**What the task asks**.
Using the records below, count the lines with "Temperature" in them. Give the number only.

**Recorded data**.
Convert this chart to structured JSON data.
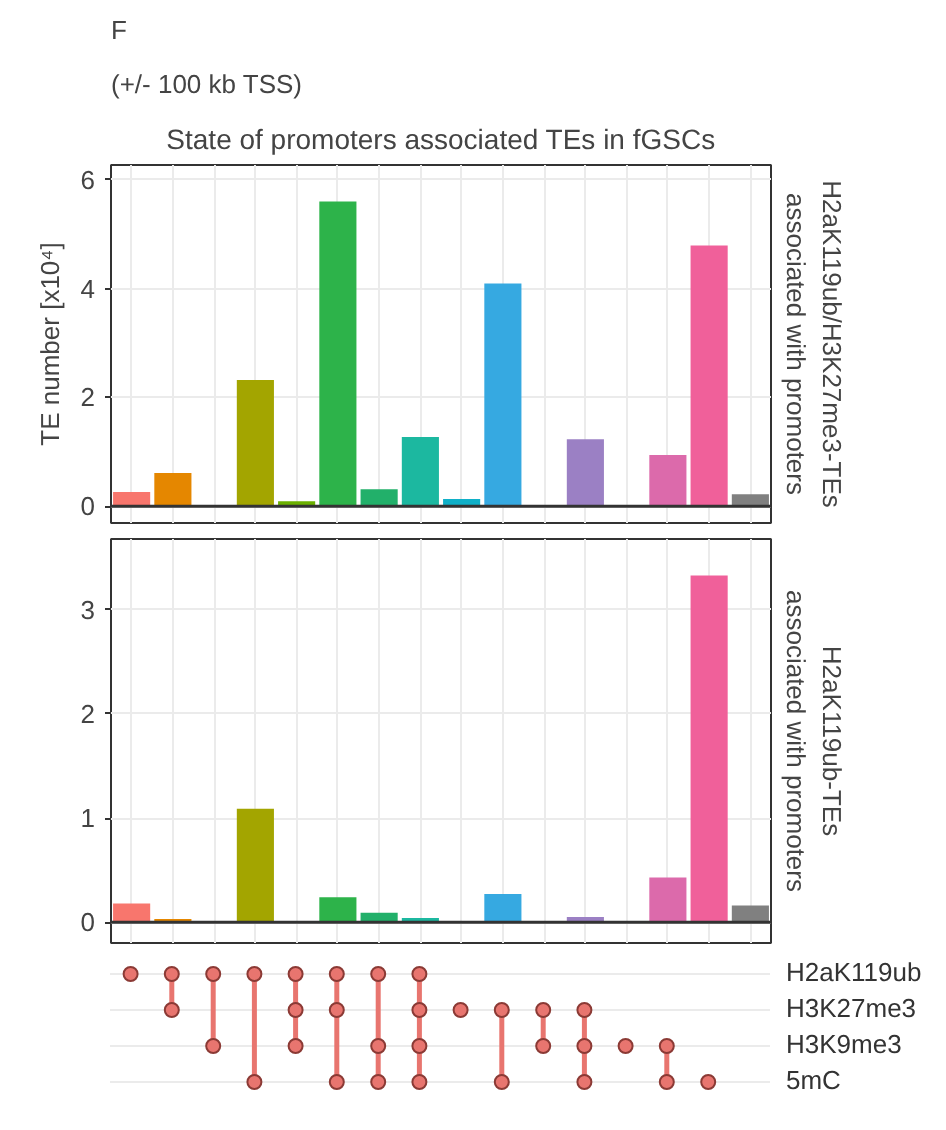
{
  "chart_data": [
    {
      "type": "bar",
      "title": "State of promoters associated TEs in fGSCs",
      "annotations": [
        "F",
        "(+/- 100 kb TSS)"
      ],
      "ylabel": "TE number [x10⁴]",
      "y2label": "H2aK119ub/H3K27me3-TEs\nassociated with promoters",
      "categories": [
        null,
        null,
        null,
        null,
        null,
        null,
        null,
        null,
        null,
        null,
        null,
        null,
        null,
        null,
        null,
        null
      ],
      "values": [
        0.26,
        0.61,
        null,
        2.32,
        0.09,
        5.6,
        0.31,
        1.27,
        0.13,
        4.09,
        null,
        1.23,
        null,
        0.94,
        4.79,
        0.22
      ],
      "colors": [
        "#f8766d",
        "#e58700",
        "#c99800",
        "#a3a500",
        "#6bb100",
        "#2db34a",
        "#22b06a",
        "#1cb8a0",
        "#10b0c8",
        "#36a9e1",
        "#619cff",
        "#9b80c4",
        "#e76bf3",
        "#dc6aab",
        "#f0609a",
        "#808080"
      ],
      "ylim": [
        -0.31,
        6.27
      ],
      "yticks": [
        0,
        2,
        4,
        6
      ],
      "grid": true,
      "tick_labels": "y",
      "ref_lines": [
        {
          "axis": "y",
          "value": 0,
          "color": "#333333"
        }
      ]
    },
    {
      "type": "bar",
      "y2label": "H2aK119ub-TEs\nassociated with promoters",
      "categories": [
        null,
        null,
        null,
        null,
        null,
        null,
        null,
        null,
        null,
        null,
        null,
        null,
        null,
        null,
        null,
        null
      ],
      "values": [
        0.18,
        0.03,
        null,
        1.09,
        null,
        0.24,
        0.09,
        0.04,
        null,
        0.27,
        null,
        0.05,
        null,
        0.43,
        3.33,
        0.16
      ],
      "colors": [
        "#f8766d",
        "#e58700",
        "#c99800",
        "#a3a500",
        "#6bb100",
        "#2db34a",
        "#22b06a",
        "#1cb8a0",
        "#10b0c8",
        "#36a9e1",
        "#619cff",
        "#9b80c4",
        "#e76bf3",
        "#dc6aab",
        "#f0609a",
        "#808080"
      ],
      "ylim": [
        -0.2,
        3.68
      ],
      "yticks": [
        0,
        1,
        2,
        3
      ],
      "grid": true,
      "tick_labels": "y",
      "ref_lines": [
        {
          "axis": "y",
          "value": 0,
          "color": "#333333"
        }
      ]
    },
    {
      "type": "other",
      "categories": [
        null,
        null,
        null,
        null,
        null,
        null,
        null,
        null,
        null,
        null,
        null,
        null,
        null,
        null,
        null,
        null
      ],
      "y_categories": [
        "H2aK119ub",
        "H3K27me3",
        "H3K9me3",
        "5mC"
      ],
      "cells": [
        [
          true,
          true,
          true,
          true,
          true,
          true,
          true,
          true,
          null,
          null,
          null,
          null,
          null,
          null,
          null,
          null
        ],
        [
          null,
          true,
          null,
          null,
          true,
          true,
          null,
          true,
          true,
          true,
          true,
          true,
          null,
          null,
          null,
          null
        ],
        [
          null,
          null,
          true,
          null,
          true,
          null,
          true,
          true,
          null,
          null,
          true,
          true,
          true,
          true,
          null,
          null
        ],
        [
          null,
          null,
          null,
          true,
          null,
          true,
          true,
          true,
          null,
          true,
          null,
          true,
          null,
          true,
          true,
          null
        ]
      ],
      "color": "#e8756f"
    }
  ]
}
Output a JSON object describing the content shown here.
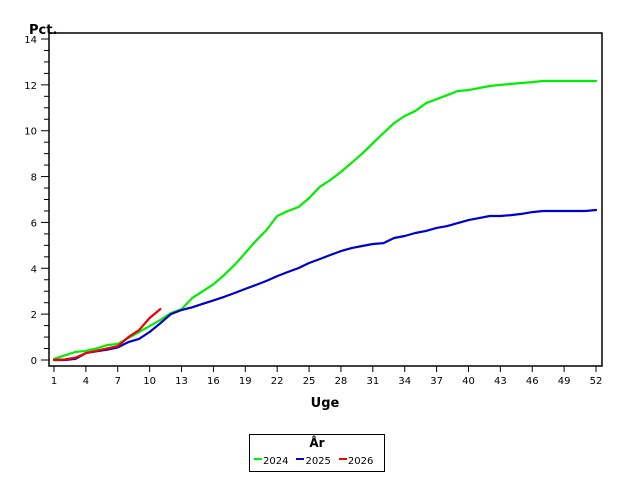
{
  "chart_data": {
    "type": "line",
    "title": "",
    "xlabel": "Uge",
    "ylabel": "Pct.",
    "xlim": [
      1,
      52
    ],
    "ylim": [
      0,
      14
    ],
    "x_ticks": [
      1,
      4,
      7,
      10,
      13,
      16,
      19,
      22,
      25,
      28,
      31,
      34,
      37,
      40,
      43,
      46,
      49,
      52
    ],
    "y_ticks": [
      0,
      2,
      4,
      6,
      8,
      10,
      12,
      14
    ],
    "y_minor_step": 0.5,
    "grid": false,
    "legend": {
      "title": "År",
      "position": "bottom-center"
    },
    "series": [
      {
        "name": "2024",
        "color": "#00ee00",
        "x": [
          1,
          2,
          3,
          4,
          5,
          6,
          7,
          8,
          9,
          10,
          11,
          12,
          13,
          14,
          15,
          16,
          17,
          18,
          19,
          20,
          21,
          22,
          23,
          24,
          25,
          26,
          27,
          28,
          29,
          30,
          31,
          32,
          33,
          34,
          35,
          36,
          37,
          38,
          39,
          40,
          41,
          42,
          43,
          44,
          45,
          46,
          47,
          48,
          49,
          50,
          51,
          52
        ],
        "values": [
          0.05,
          0.2,
          0.35,
          0.4,
          0.5,
          0.65,
          0.7,
          0.96,
          1.22,
          1.48,
          1.74,
          2.05,
          2.22,
          2.7,
          3.0,
          3.3,
          3.7,
          4.15,
          4.67,
          5.2,
          5.67,
          6.28,
          6.5,
          6.67,
          7.06,
          7.55,
          7.85,
          8.2,
          8.6,
          9.0,
          9.45,
          9.9,
          10.33,
          10.64,
          10.86,
          11.2,
          11.38,
          11.55,
          11.73,
          11.77,
          11.86,
          11.95,
          12.0,
          12.04,
          12.08,
          12.12,
          12.17,
          12.17,
          12.17,
          12.17,
          12.17,
          12.17
        ]
      },
      {
        "name": "2025",
        "color": "#0000cc",
        "x": [
          1,
          2,
          3,
          4,
          5,
          6,
          7,
          8,
          9,
          10,
          11,
          12,
          13,
          14,
          15,
          16,
          17,
          18,
          19,
          20,
          21,
          22,
          23,
          24,
          25,
          26,
          27,
          28,
          29,
          30,
          31,
          32,
          33,
          34,
          35,
          36,
          37,
          38,
          39,
          40,
          41,
          42,
          43,
          44,
          45,
          46,
          47,
          48,
          49,
          50,
          51,
          52
        ],
        "values": [
          0.0,
          0.0,
          0.05,
          0.3,
          0.38,
          0.45,
          0.55,
          0.78,
          0.92,
          1.22,
          1.6,
          2.0,
          2.18,
          2.3,
          2.45,
          2.6,
          2.75,
          2.92,
          3.1,
          3.27,
          3.45,
          3.66,
          3.84,
          4.01,
          4.23,
          4.4,
          4.58,
          4.75,
          4.88,
          4.97,
          5.06,
          5.1,
          5.32,
          5.41,
          5.54,
          5.63,
          5.76,
          5.84,
          5.97,
          6.1,
          6.19,
          6.28,
          6.28,
          6.32,
          6.37,
          6.45,
          6.5,
          6.5,
          6.5,
          6.5,
          6.5,
          6.54
        ]
      },
      {
        "name": "2026",
        "color": "#ee0000",
        "x": [
          1,
          2,
          3,
          4,
          5,
          6,
          7,
          8,
          9,
          10,
          11
        ],
        "values": [
          0.0,
          0.02,
          0.1,
          0.3,
          0.4,
          0.5,
          0.6,
          1.0,
          1.3,
          1.83,
          2.22
        ]
      }
    ]
  },
  "axes": {
    "y_title": "Pct.",
    "x_title": "Uge"
  },
  "legend": {
    "title": "År",
    "items": [
      {
        "label": "2024",
        "color": "#00ee00"
      },
      {
        "label": "2025",
        "color": "#0000cc"
      },
      {
        "label": "2026",
        "color": "#ee0000"
      }
    ]
  }
}
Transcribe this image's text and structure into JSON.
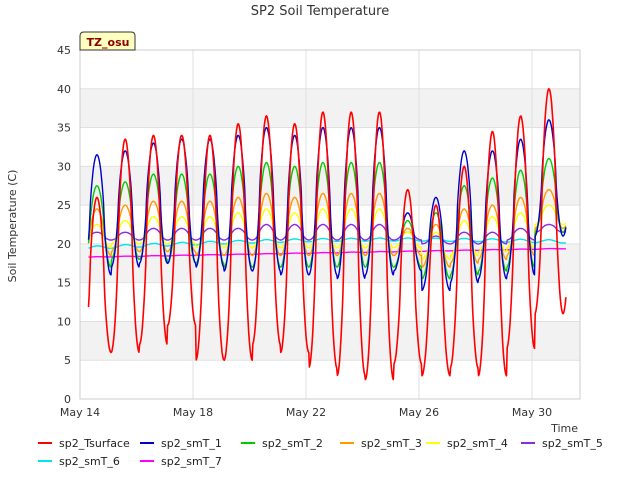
{
  "chart_data": {
    "type": "line",
    "title": "SP2 Soil Temperature",
    "ylabel": "Soil Temperature (C)",
    "xlabel": "Time",
    "badge": "TZ_osu",
    "ylim": [
      0,
      45
    ],
    "yticks": [
      0,
      5,
      10,
      15,
      20,
      25,
      30,
      35,
      40,
      45
    ],
    "xlim": [
      14,
      31.7
    ],
    "xticks": [
      {
        "value": 14,
        "label": "May 14"
      },
      {
        "value": 18,
        "label": "May 18"
      },
      {
        "value": 22,
        "label": "May 22"
      },
      {
        "value": 26,
        "label": "May 26"
      },
      {
        "value": 30,
        "label": "May 30"
      }
    ],
    "x_range": [
      14.3,
      31.2
    ],
    "daily_peak_day": [
      14.6,
      15.6,
      16.6,
      17.6,
      18.6,
      19.6,
      20.6,
      21.6,
      22.6,
      23.6,
      24.6,
      25.6,
      26.6,
      27.6,
      28.6,
      29.6,
      30.6
    ],
    "series": [
      {
        "name": "sp2_Tsurface",
        "color": "#ff0000",
        "daily_min": [
          6,
          6,
          7,
          9.5,
          5,
          5,
          7,
          6,
          4,
          3,
          2.5,
          4.5,
          3,
          4,
          3,
          6.5,
          11
        ],
        "daily_max": [
          26,
          33.5,
          34,
          34,
          34,
          35.5,
          36.5,
          35.5,
          37,
          37,
          37,
          27,
          25,
          30,
          34.5,
          36.5,
          40
        ]
      },
      {
        "name": "sp2_smT_1",
        "color": "#0000cc",
        "daily_min": [
          16,
          17,
          17.5,
          17.5,
          17,
          16.5,
          16.5,
          16,
          16,
          15.5,
          16,
          16.5,
          14,
          15,
          15.5,
          16,
          21
        ],
        "daily_max": [
          31.5,
          32,
          33,
          33.5,
          33.5,
          34,
          35,
          34,
          35,
          35,
          35,
          24,
          26,
          32,
          32,
          33.5,
          36
        ]
      },
      {
        "name": "sp2_smT_2",
        "color": "#00cc00",
        "daily_min": [
          17,
          18,
          18,
          17.5,
          17.5,
          17,
          17,
          17,
          17,
          17,
          17,
          17,
          15.5,
          16,
          16.5,
          17,
          21.5
        ],
        "daily_max": [
          27.5,
          28,
          29,
          29,
          29,
          30,
          30.5,
          30,
          30.5,
          30.5,
          30.5,
          23,
          24,
          27.5,
          28.5,
          29.5,
          31
        ]
      },
      {
        "name": "sp2_smT_3",
        "color": "#ff9900",
        "daily_min": [
          18.5,
          19,
          19,
          19,
          18.5,
          18.5,
          18.5,
          18.5,
          18.5,
          18.5,
          18.5,
          18.5,
          17,
          17.5,
          18,
          18.5,
          22
        ],
        "daily_max": [
          24.5,
          25,
          25.5,
          25.5,
          25.5,
          26,
          26.5,
          26,
          26.5,
          26.5,
          26.5,
          22,
          22.5,
          24.5,
          25,
          26,
          27
        ]
      },
      {
        "name": "sp2_smT_4",
        "color": "#ffff00",
        "daily_min": [
          19.5,
          20,
          20,
          20,
          19.5,
          19.5,
          19.5,
          19.5,
          19.5,
          19.5,
          19.5,
          19.5,
          18,
          18.5,
          19,
          19.5,
          22.5
        ],
        "daily_max": [
          22.5,
          23,
          23.5,
          23.5,
          23.5,
          24,
          24.5,
          24,
          24.5,
          24.5,
          24.5,
          21.5,
          21.5,
          23,
          23.5,
          24,
          25
        ]
      },
      {
        "name": "sp2_smT_5",
        "color": "#8a2be2",
        "daily_min": [
          20.5,
          20.5,
          20.5,
          20.5,
          20.5,
          20.5,
          20.5,
          20.5,
          20.5,
          20.5,
          20.5,
          20.5,
          20,
          20,
          20,
          20.5,
          21.5
        ],
        "daily_max": [
          21.5,
          21.5,
          22,
          22,
          22,
          22,
          22.5,
          22.5,
          22.5,
          22.5,
          22.5,
          21.5,
          21,
          21.5,
          21.5,
          22,
          22.5
        ]
      },
      {
        "name": "sp2_smT_6",
        "color": "#00e5ee",
        "start": 19.5,
        "end": 20.3,
        "mid": 20.5,
        "amplitude": 0.2
      },
      {
        "name": "sp2_smT_7",
        "color": "#ff00ff",
        "start": 18.3,
        "end": 19.4,
        "amplitude": 0.03
      }
    ]
  }
}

**Final answer**.
2